[Excerpt from a dataset]

★ ★ ★ ★ ★

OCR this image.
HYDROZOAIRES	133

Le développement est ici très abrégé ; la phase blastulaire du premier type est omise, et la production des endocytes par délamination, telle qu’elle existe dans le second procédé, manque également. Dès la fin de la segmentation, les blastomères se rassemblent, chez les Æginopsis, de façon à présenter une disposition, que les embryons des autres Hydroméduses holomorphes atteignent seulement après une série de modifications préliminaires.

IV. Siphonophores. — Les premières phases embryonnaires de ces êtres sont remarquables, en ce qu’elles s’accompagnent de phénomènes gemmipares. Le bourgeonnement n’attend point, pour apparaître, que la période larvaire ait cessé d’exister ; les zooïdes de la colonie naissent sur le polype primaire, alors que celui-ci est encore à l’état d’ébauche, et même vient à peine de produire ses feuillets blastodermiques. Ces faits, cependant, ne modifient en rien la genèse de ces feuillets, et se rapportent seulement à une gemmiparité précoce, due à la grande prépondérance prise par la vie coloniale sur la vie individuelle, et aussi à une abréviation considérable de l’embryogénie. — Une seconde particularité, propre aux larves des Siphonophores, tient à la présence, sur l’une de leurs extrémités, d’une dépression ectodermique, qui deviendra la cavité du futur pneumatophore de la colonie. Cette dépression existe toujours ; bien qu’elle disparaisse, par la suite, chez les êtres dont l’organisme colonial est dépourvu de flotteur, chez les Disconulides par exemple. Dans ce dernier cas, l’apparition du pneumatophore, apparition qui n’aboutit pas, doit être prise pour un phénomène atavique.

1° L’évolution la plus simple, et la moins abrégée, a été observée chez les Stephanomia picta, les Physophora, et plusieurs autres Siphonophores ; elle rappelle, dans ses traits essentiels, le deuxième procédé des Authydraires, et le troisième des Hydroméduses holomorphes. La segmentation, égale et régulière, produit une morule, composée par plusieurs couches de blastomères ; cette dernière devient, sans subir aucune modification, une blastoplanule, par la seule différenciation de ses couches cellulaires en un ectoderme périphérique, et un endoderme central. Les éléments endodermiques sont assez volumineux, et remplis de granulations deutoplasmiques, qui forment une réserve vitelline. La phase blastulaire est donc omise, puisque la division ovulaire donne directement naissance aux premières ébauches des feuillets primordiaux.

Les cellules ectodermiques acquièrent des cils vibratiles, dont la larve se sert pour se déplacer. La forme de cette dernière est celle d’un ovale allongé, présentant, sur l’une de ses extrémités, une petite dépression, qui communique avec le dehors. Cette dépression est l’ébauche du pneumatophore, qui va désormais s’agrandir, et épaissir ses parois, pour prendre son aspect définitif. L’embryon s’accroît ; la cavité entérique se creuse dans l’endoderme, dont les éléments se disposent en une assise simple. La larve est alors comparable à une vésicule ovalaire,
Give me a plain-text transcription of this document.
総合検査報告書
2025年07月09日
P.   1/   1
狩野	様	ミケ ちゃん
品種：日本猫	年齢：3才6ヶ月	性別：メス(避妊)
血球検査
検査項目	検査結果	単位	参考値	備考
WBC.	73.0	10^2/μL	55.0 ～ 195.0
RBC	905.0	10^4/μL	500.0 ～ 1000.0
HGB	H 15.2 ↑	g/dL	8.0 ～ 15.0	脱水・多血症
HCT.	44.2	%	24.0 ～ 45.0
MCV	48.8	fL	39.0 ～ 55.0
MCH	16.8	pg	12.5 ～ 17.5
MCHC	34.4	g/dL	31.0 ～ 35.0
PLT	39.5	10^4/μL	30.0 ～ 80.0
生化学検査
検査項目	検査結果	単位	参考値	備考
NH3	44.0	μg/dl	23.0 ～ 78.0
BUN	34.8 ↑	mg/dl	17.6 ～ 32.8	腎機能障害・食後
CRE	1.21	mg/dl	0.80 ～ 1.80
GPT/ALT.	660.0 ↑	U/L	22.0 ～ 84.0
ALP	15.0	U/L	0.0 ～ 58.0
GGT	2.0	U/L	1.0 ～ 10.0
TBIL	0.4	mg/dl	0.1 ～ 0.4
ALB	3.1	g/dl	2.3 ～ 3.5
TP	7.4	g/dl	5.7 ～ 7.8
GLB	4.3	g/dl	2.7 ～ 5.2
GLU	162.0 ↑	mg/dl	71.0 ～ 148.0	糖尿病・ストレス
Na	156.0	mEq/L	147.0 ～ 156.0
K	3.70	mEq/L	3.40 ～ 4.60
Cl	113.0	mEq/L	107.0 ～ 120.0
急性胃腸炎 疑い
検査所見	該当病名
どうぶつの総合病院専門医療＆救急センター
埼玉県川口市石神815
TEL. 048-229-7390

★ ★ ★ ★ ★

— Aim of the exercise —
Which lines hold the word "this"? Copy every one of them.

— The solution —
OCR this image.
Give me a plain-text transcription of this document.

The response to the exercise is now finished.